THE EXERCISE | Report all lines from the entries below in which "general" appears.

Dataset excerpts
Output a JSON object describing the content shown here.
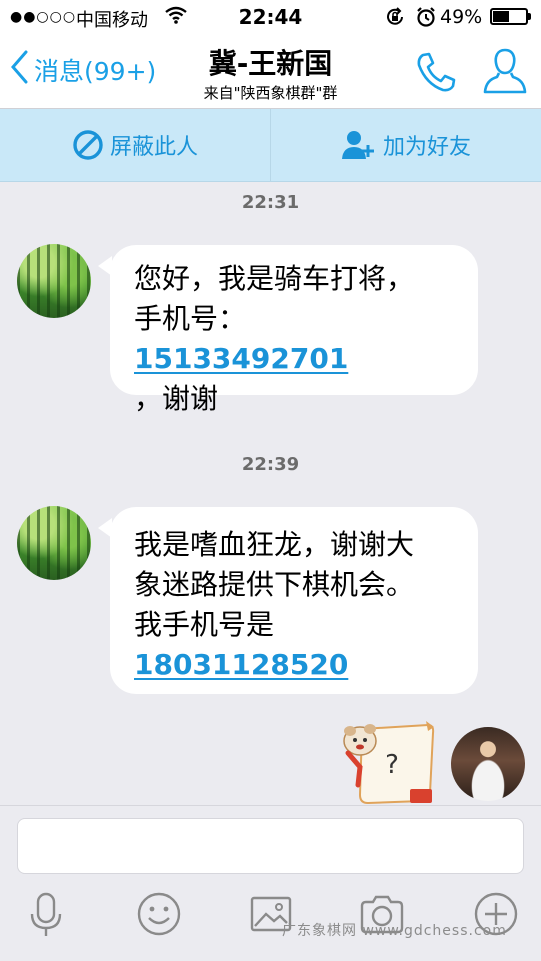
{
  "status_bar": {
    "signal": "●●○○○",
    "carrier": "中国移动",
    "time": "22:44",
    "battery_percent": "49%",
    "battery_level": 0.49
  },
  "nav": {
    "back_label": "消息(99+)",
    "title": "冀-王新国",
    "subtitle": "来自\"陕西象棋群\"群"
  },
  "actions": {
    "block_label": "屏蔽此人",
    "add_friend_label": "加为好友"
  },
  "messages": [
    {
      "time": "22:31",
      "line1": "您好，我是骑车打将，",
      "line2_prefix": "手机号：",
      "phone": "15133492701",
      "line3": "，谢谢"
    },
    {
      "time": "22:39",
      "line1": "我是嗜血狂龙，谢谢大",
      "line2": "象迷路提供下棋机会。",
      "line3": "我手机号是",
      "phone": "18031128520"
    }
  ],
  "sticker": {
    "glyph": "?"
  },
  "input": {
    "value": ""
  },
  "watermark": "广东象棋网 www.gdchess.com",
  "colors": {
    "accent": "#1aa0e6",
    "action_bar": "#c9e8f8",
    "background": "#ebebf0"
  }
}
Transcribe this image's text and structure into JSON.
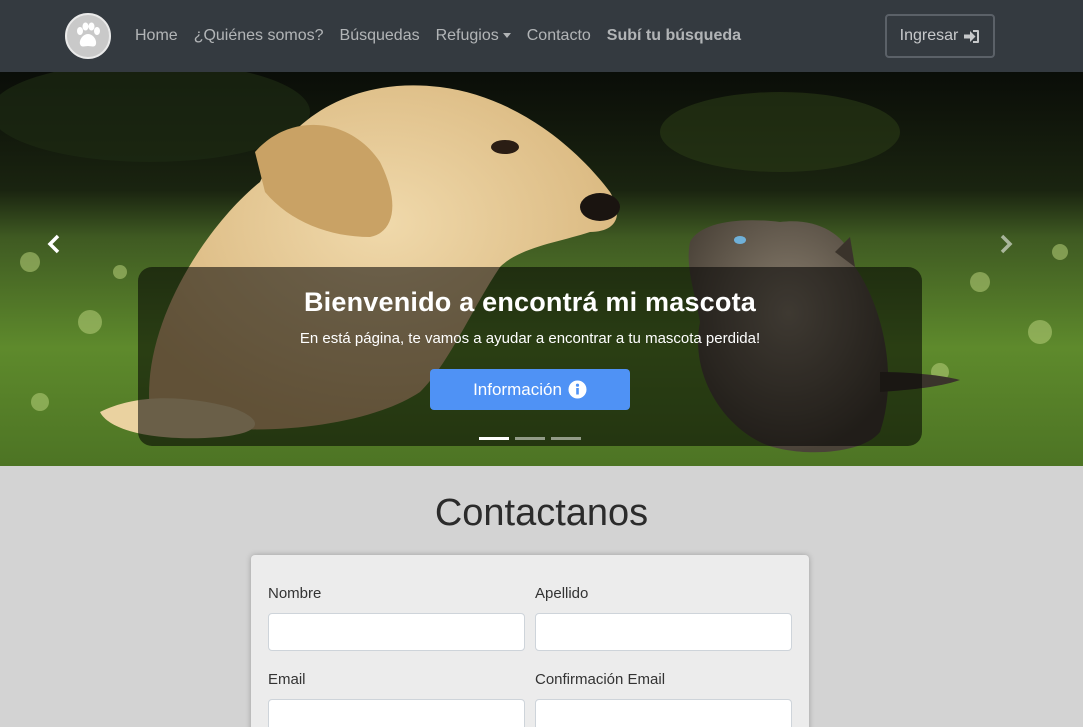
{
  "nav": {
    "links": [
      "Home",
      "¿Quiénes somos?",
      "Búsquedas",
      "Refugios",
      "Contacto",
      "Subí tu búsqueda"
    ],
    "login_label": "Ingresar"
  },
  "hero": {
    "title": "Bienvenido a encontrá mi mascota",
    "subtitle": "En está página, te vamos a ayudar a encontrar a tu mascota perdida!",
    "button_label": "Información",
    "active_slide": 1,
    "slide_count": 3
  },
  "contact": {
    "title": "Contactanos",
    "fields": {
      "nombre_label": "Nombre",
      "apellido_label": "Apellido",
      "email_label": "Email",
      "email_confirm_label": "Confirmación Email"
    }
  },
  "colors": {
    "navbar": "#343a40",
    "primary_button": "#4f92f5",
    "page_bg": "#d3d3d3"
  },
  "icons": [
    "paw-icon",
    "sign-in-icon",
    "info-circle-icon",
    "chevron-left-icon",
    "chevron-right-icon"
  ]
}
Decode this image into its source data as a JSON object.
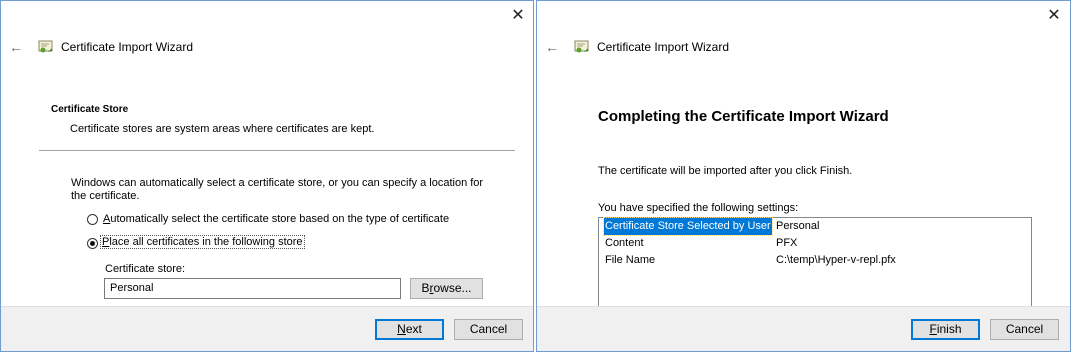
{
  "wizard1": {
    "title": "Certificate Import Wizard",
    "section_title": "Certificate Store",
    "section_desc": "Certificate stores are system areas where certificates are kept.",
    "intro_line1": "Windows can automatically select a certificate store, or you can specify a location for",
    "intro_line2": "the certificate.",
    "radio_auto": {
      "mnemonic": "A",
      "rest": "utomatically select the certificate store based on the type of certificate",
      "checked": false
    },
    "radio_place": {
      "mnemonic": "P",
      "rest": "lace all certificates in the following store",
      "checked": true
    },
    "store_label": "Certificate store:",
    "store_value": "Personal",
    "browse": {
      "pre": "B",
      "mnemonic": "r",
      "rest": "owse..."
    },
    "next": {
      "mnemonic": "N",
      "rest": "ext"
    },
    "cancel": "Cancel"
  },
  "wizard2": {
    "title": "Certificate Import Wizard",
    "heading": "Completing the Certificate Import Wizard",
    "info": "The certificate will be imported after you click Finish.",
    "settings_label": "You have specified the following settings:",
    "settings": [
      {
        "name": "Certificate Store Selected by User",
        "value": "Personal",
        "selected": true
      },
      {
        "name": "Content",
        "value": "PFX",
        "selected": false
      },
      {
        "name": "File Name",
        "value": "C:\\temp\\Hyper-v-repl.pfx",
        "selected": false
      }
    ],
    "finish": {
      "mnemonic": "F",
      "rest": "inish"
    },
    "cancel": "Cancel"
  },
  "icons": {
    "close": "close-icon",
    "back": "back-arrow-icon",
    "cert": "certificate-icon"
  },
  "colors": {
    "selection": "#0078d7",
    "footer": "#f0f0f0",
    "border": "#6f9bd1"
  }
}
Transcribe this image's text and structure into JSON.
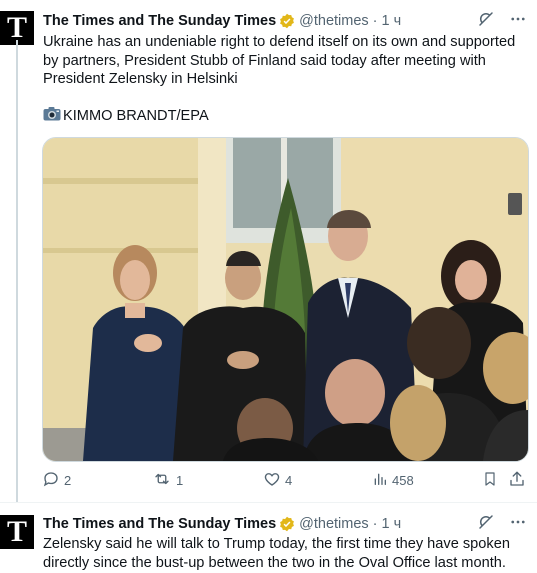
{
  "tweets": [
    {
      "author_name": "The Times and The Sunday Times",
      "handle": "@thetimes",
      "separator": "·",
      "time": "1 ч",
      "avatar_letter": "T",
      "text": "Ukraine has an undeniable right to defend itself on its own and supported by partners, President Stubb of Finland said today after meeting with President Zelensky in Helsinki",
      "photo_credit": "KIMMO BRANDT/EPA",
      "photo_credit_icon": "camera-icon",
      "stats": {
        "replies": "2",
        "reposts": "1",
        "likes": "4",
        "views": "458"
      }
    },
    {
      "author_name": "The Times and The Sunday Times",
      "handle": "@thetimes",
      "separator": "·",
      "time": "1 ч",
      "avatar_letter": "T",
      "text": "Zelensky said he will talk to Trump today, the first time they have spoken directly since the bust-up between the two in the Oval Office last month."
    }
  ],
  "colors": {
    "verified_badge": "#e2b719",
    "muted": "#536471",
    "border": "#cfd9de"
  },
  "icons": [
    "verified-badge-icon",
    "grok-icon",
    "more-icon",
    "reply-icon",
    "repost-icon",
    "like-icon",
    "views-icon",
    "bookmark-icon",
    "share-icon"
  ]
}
--
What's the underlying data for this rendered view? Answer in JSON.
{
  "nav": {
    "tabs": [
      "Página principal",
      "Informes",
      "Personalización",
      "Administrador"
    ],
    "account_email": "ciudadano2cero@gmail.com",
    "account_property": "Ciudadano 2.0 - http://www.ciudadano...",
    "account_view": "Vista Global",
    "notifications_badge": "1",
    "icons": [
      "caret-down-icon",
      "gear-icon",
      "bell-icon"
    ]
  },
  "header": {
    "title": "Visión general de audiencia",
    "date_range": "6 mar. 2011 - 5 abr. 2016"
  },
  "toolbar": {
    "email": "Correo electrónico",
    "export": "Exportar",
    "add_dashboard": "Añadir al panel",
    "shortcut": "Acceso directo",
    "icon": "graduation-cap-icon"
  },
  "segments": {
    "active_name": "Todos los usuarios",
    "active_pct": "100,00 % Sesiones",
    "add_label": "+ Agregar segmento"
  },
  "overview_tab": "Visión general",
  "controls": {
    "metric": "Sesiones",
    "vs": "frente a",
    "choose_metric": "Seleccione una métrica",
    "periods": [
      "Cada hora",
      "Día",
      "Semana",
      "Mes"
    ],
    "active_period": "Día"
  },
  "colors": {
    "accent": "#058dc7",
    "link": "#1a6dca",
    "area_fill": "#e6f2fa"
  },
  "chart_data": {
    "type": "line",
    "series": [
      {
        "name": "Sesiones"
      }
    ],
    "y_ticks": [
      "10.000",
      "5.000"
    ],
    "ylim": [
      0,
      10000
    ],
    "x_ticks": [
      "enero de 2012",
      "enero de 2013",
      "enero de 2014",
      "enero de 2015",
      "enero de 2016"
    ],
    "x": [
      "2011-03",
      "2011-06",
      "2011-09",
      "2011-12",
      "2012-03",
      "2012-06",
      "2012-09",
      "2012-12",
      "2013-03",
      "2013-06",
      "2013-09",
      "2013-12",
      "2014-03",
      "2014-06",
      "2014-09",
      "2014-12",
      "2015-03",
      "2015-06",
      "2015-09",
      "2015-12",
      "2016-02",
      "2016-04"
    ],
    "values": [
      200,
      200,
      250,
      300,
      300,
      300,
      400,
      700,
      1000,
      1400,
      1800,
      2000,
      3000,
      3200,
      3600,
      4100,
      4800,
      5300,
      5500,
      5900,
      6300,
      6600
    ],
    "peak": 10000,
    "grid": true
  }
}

SOLUTION TO THIS TASK |
    "title": "Visión general de audiencia",
  "overview_tab": "Visión general",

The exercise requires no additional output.